■ **EXERCISE PROMPT**
Copy out all lines with the word "membership" in them.

■ **EXERCISE MATERIAL**
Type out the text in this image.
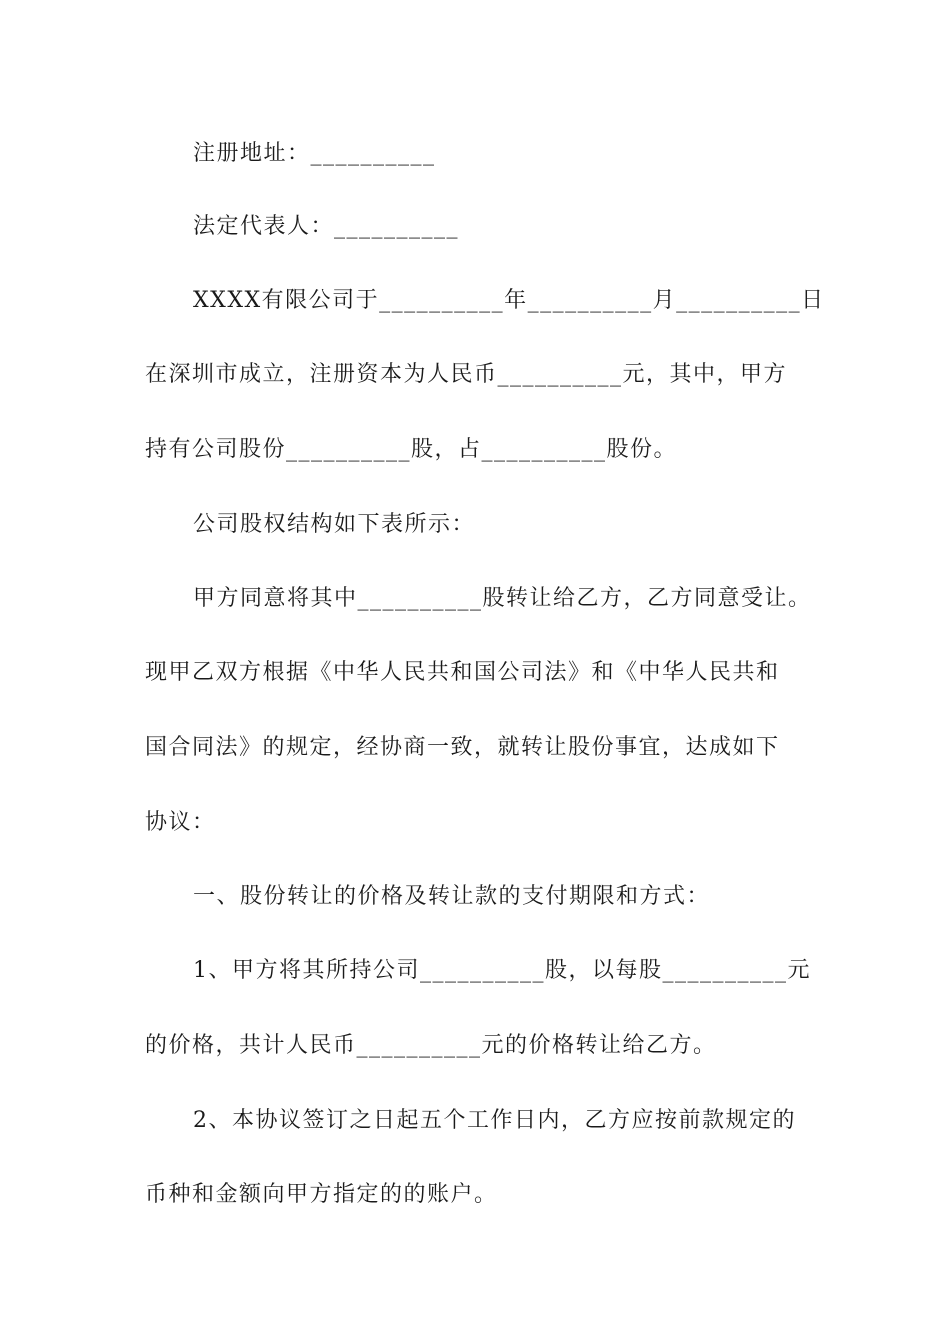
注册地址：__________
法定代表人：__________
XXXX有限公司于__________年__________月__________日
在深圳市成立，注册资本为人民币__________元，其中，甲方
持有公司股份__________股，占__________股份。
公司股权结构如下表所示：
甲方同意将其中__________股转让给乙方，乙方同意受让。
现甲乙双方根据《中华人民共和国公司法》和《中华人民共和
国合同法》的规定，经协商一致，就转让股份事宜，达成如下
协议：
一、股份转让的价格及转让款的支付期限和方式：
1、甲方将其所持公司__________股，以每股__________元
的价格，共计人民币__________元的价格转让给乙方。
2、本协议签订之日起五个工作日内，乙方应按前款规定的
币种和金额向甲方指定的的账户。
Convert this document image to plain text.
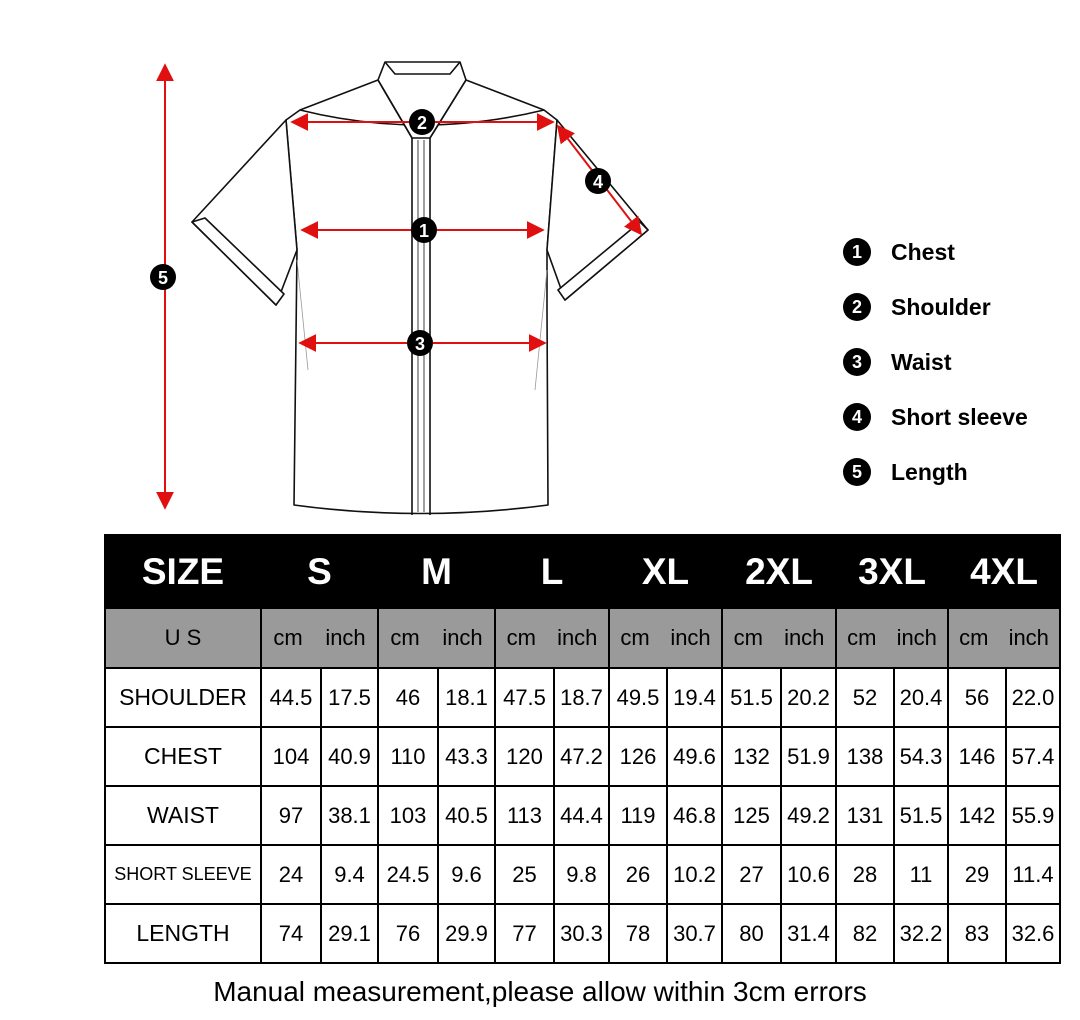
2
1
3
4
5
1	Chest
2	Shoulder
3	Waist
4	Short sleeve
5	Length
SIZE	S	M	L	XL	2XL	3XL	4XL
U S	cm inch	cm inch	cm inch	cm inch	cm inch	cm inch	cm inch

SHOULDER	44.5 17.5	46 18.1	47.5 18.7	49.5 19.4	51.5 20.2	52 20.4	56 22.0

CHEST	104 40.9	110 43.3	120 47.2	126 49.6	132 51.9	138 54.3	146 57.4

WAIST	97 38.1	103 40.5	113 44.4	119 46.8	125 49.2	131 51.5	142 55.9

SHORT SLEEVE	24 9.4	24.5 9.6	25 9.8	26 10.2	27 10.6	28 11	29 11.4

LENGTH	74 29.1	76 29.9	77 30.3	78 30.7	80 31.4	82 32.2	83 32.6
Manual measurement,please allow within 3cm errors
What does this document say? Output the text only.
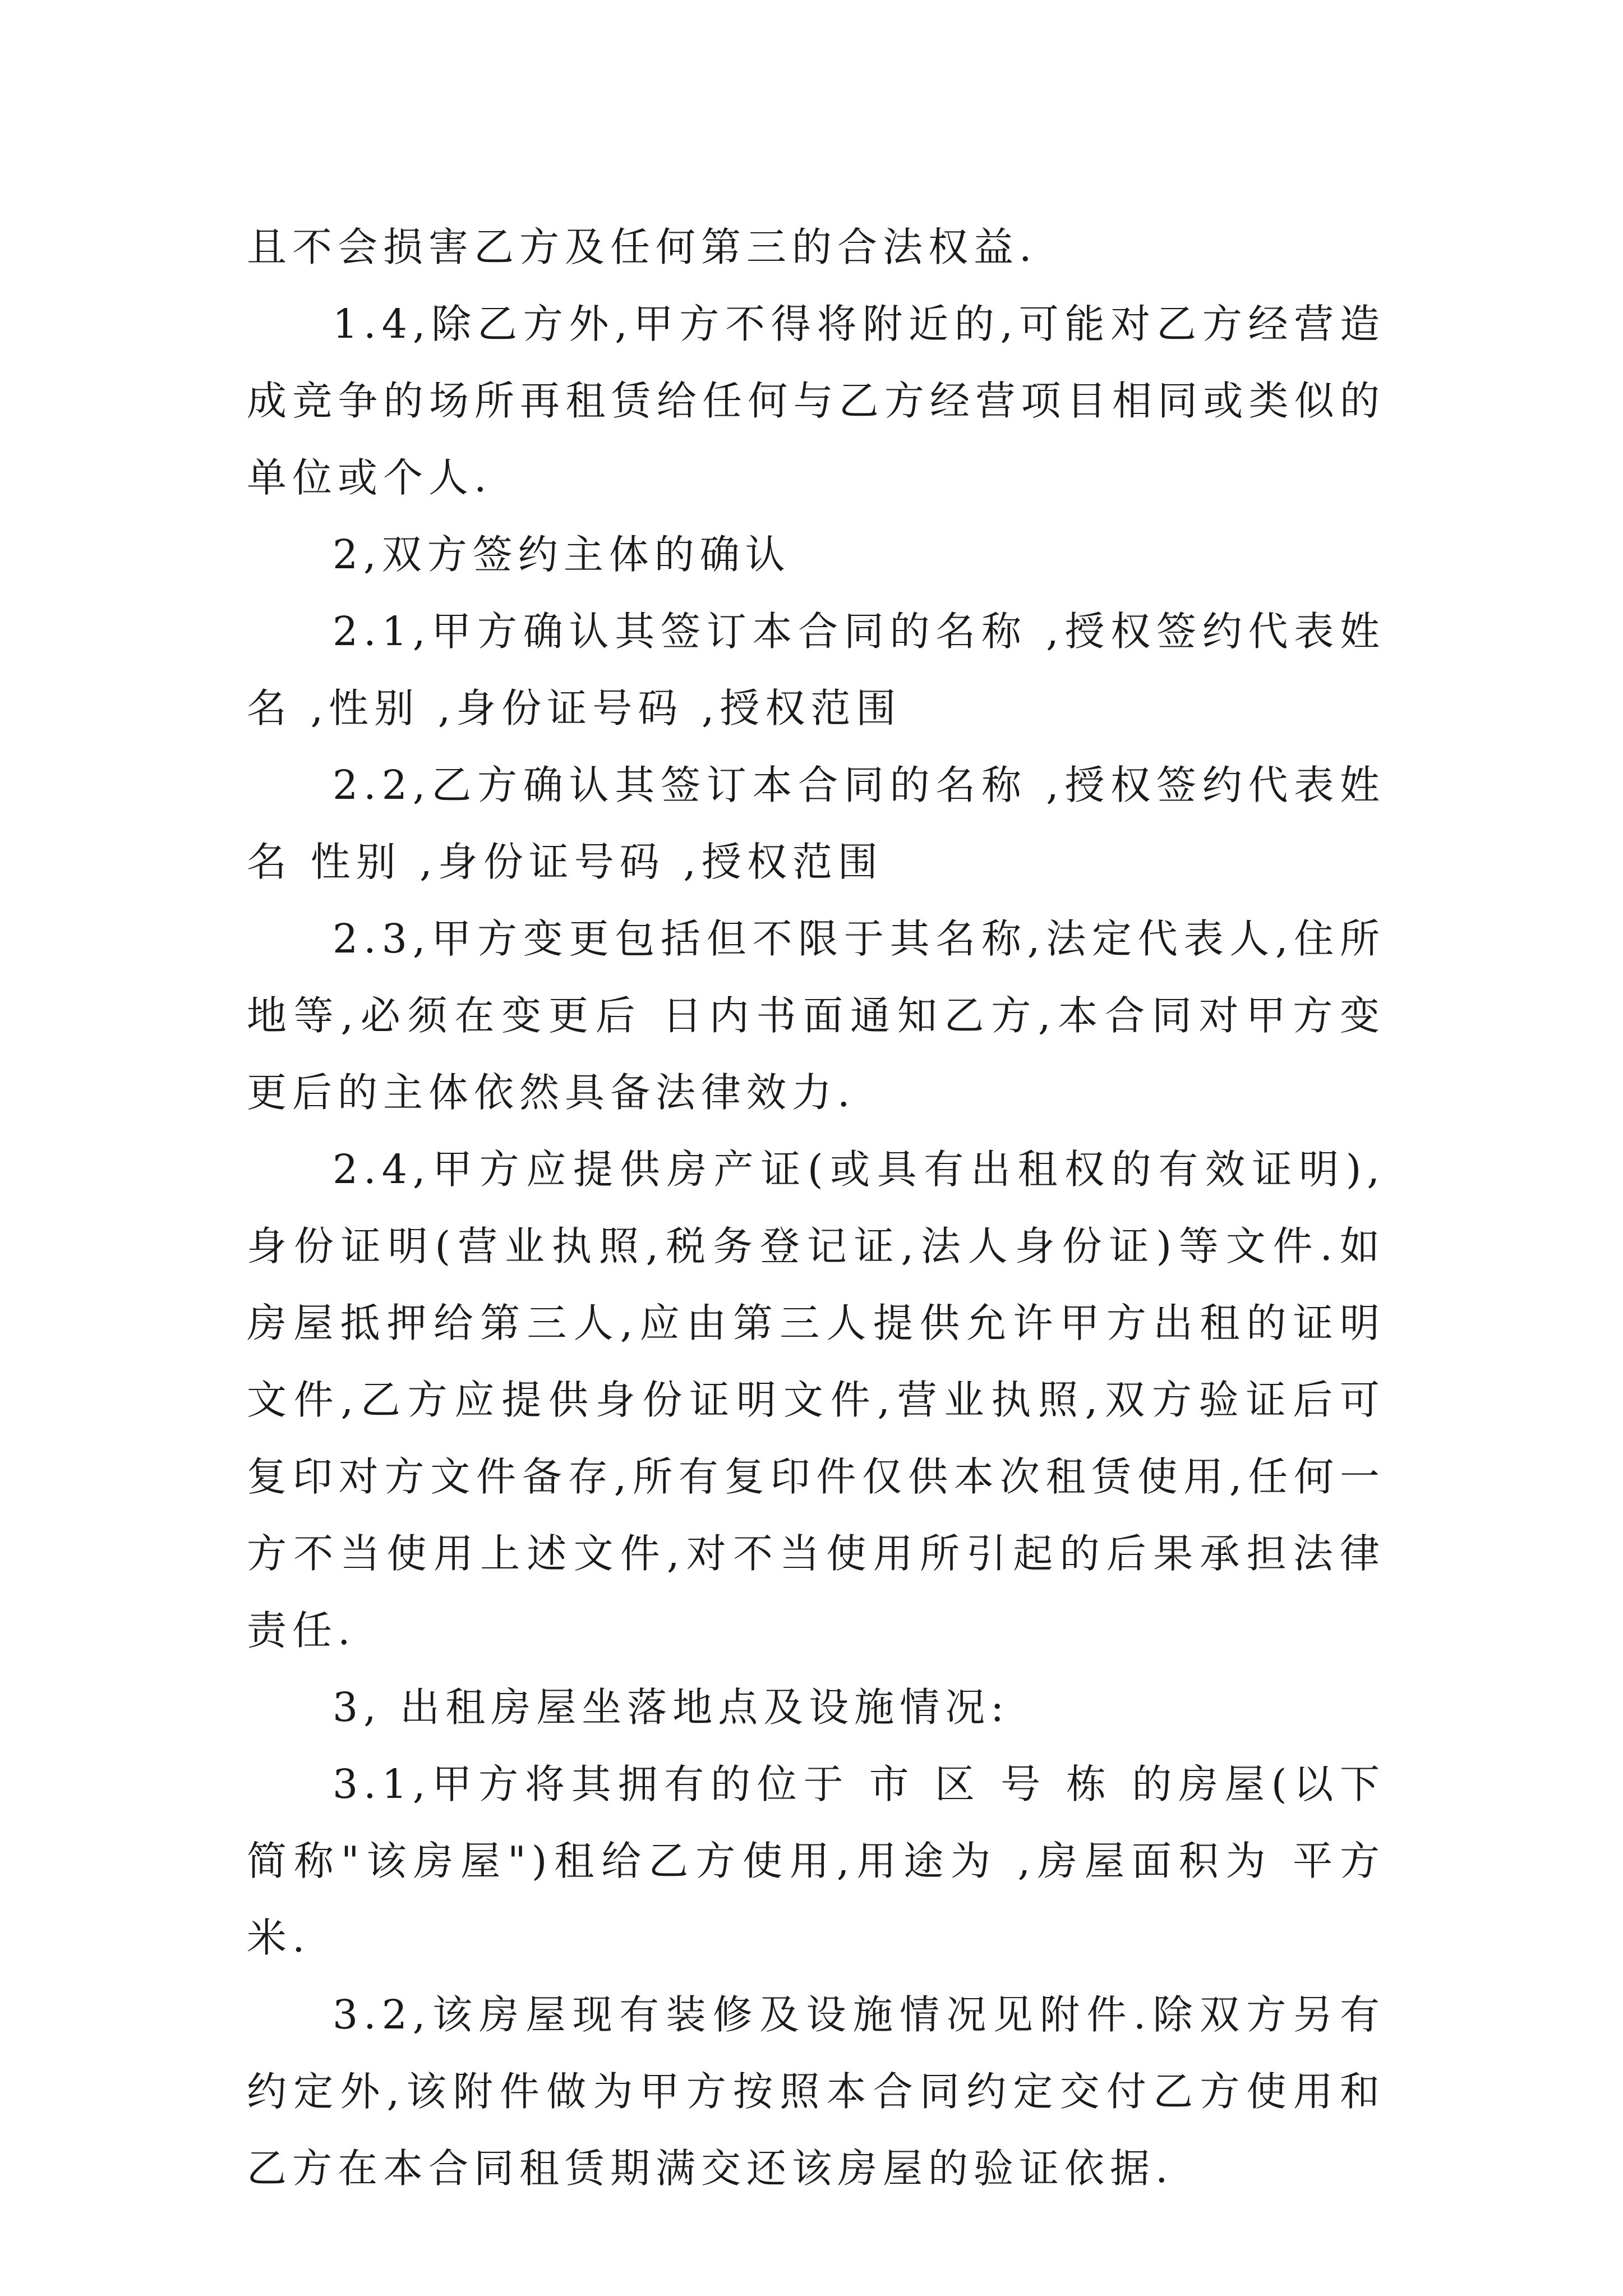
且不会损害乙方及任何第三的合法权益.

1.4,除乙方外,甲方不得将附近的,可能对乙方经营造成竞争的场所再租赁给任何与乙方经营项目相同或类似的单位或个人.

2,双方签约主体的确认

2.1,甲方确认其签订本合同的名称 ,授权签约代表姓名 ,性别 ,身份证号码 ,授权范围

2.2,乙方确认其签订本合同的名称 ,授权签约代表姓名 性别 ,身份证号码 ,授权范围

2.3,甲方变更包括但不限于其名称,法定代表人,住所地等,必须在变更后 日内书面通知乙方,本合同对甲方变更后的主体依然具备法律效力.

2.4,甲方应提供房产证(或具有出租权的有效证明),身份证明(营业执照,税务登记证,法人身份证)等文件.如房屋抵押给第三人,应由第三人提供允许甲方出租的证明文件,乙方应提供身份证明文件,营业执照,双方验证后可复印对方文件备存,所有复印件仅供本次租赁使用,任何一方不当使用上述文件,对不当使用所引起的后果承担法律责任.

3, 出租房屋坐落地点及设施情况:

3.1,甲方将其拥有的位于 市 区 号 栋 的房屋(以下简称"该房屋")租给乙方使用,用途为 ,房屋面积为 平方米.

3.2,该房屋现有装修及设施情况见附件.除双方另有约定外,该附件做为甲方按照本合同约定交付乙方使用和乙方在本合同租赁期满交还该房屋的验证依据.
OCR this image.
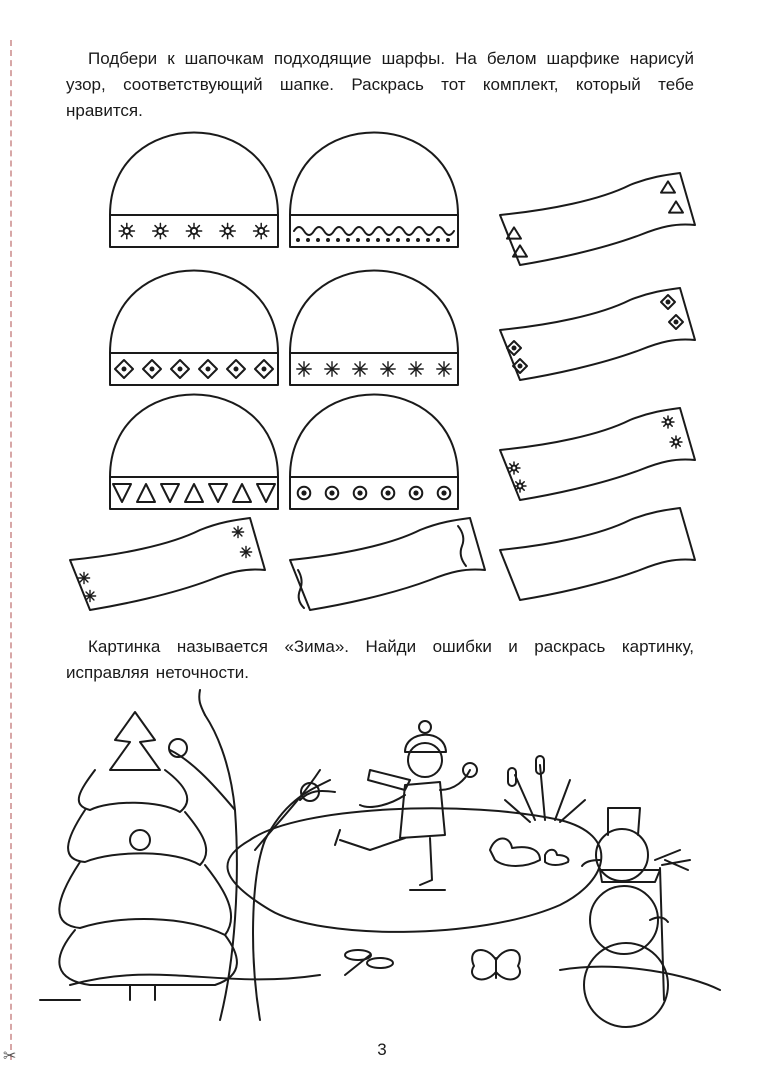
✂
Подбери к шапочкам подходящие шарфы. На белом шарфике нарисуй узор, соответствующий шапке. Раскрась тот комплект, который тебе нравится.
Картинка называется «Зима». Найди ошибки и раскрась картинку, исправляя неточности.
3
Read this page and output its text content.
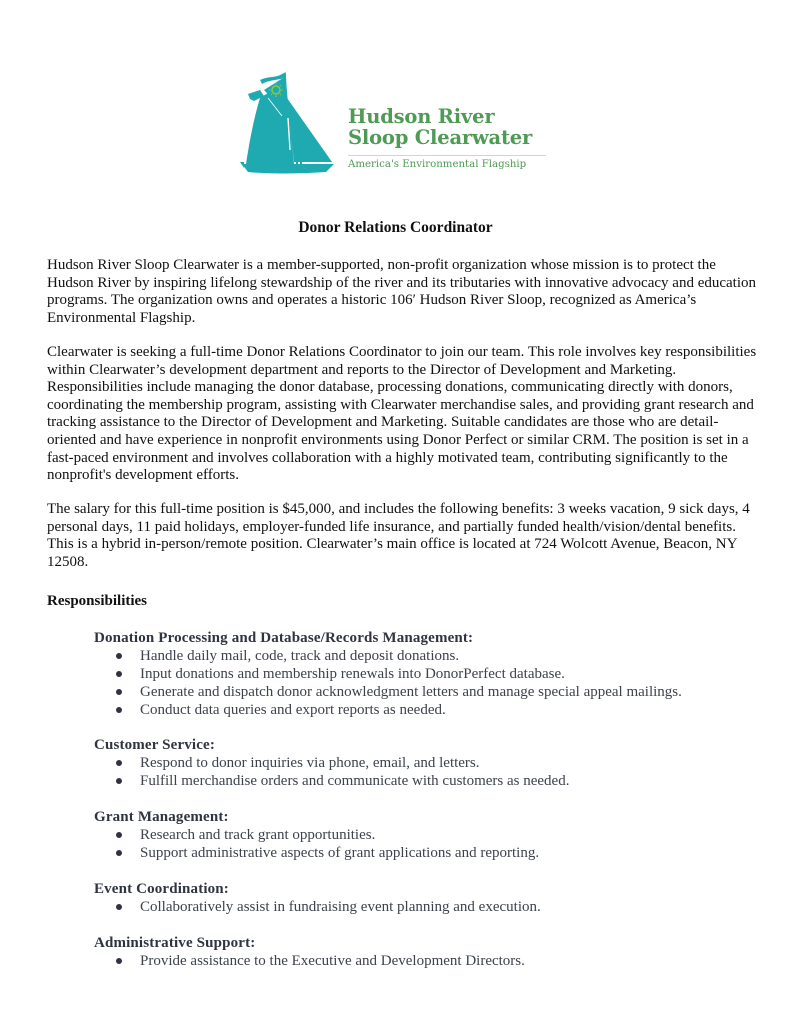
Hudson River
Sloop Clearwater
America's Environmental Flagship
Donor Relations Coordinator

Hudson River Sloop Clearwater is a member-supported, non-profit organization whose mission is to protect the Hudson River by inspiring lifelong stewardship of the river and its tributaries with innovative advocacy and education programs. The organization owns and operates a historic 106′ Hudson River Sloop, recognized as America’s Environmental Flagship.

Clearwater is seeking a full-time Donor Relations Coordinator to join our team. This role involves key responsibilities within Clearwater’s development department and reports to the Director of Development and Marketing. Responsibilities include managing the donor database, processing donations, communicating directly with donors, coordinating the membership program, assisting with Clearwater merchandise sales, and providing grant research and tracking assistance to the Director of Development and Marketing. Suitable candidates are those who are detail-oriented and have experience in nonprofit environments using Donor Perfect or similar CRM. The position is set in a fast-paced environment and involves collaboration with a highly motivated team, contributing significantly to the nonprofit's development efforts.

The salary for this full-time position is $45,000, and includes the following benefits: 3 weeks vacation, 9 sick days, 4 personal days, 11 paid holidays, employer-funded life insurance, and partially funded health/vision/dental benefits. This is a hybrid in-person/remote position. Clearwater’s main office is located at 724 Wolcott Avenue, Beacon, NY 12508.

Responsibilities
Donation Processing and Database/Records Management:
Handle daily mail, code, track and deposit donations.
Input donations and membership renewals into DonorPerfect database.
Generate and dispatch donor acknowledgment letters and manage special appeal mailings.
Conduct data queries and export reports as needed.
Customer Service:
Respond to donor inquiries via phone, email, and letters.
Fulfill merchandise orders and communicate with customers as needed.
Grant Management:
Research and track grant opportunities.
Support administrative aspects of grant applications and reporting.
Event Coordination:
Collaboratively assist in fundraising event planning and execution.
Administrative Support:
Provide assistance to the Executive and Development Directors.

■ **ANSWER IN FULL**
Clearwater is seeking a full-time Donor Relations Coordinator to join our team. This role involves key responsibilities within Clearwater’s development department and reports to the Director of Development and Marketing. Responsibilities include managing the donor database, processing donations, communicating directly with donors, coordinating the membership program, assisting with Clearwater merchandise sales, and providing grant research and tracking assistance to the Director of Development and Marketing. Suitable candidates are those who are detail-oriented and have experience in nonprofit environments using Donor Perfect or similar CRM. The position is set in a fast-paced environment and involves collaboration with a highly motivated team, contributing significantly to the nonprofit's development efforts.
Input donations and membership renewals into DonorPerfect database.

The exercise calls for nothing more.